*The records*:
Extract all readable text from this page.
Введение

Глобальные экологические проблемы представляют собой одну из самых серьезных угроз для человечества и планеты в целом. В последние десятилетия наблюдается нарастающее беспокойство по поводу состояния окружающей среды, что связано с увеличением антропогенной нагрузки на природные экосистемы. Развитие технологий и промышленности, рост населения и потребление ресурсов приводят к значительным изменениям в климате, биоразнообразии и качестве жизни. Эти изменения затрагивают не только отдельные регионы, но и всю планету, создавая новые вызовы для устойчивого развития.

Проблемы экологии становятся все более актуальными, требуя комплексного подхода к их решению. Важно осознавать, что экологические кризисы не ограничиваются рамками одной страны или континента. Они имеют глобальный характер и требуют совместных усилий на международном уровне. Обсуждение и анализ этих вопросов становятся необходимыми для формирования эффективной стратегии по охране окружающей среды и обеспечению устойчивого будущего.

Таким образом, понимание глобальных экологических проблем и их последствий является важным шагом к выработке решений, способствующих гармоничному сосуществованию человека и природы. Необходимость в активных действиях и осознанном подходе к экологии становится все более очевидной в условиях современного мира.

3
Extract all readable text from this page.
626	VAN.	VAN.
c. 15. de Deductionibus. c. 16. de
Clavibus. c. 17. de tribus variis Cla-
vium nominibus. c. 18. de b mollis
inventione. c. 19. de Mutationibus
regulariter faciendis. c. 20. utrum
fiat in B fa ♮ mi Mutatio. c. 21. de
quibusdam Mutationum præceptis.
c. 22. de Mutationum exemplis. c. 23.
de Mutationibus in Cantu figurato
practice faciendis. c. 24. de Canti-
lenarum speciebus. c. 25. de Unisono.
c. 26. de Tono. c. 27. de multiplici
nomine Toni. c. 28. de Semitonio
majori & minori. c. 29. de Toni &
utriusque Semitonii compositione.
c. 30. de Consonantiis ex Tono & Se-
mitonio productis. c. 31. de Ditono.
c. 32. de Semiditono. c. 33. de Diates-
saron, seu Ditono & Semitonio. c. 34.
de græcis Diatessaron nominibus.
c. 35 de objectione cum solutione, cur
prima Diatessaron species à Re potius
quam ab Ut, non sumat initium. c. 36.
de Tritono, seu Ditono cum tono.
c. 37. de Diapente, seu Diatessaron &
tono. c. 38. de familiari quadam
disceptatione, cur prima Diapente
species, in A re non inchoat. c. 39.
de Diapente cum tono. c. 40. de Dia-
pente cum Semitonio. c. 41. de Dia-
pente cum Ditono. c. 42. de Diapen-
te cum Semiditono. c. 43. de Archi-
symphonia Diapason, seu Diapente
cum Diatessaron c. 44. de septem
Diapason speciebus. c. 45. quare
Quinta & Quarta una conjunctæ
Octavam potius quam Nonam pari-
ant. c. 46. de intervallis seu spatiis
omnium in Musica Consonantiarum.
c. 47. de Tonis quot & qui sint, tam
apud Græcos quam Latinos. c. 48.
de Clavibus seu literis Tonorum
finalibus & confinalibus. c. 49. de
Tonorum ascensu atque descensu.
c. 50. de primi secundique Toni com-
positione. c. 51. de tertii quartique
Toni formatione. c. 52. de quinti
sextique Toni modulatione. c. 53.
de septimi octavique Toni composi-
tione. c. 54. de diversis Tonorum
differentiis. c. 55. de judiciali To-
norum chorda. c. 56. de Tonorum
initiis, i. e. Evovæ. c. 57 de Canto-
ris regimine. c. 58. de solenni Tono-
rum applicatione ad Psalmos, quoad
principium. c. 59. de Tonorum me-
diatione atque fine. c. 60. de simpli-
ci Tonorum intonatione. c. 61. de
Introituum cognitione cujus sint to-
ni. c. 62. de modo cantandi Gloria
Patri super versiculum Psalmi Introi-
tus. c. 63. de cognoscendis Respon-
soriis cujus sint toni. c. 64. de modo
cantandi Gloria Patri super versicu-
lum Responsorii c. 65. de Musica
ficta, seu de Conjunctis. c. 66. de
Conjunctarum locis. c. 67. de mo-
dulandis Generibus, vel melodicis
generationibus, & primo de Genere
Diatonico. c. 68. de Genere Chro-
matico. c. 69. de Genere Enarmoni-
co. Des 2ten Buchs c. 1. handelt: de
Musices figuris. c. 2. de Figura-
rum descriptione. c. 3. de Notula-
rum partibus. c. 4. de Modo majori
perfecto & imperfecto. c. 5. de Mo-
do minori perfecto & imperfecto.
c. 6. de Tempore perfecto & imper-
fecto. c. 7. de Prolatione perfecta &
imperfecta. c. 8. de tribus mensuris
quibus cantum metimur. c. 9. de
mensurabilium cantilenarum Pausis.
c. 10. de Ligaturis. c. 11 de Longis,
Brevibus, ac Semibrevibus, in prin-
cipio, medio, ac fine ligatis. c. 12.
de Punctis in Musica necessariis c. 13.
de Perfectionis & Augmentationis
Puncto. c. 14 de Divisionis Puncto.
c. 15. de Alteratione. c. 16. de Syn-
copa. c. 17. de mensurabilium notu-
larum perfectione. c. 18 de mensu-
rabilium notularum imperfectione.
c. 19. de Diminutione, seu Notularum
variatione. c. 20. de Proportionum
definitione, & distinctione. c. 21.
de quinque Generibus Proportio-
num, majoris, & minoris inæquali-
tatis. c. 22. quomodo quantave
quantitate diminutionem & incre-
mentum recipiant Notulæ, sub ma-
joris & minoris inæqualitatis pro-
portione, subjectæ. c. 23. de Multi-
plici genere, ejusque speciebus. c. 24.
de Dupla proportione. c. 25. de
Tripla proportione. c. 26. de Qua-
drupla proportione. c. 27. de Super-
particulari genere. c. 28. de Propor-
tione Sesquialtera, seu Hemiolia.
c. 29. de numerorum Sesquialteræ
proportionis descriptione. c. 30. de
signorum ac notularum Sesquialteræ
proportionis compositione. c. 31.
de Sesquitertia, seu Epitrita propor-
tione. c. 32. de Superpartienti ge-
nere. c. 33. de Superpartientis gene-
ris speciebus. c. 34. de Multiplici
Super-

*Exercise*:
Each line that has the word "Generibus" should be copied.

*Final result*:
dulandis Generibus, vel melodicis
de quinque Generibus Proportio-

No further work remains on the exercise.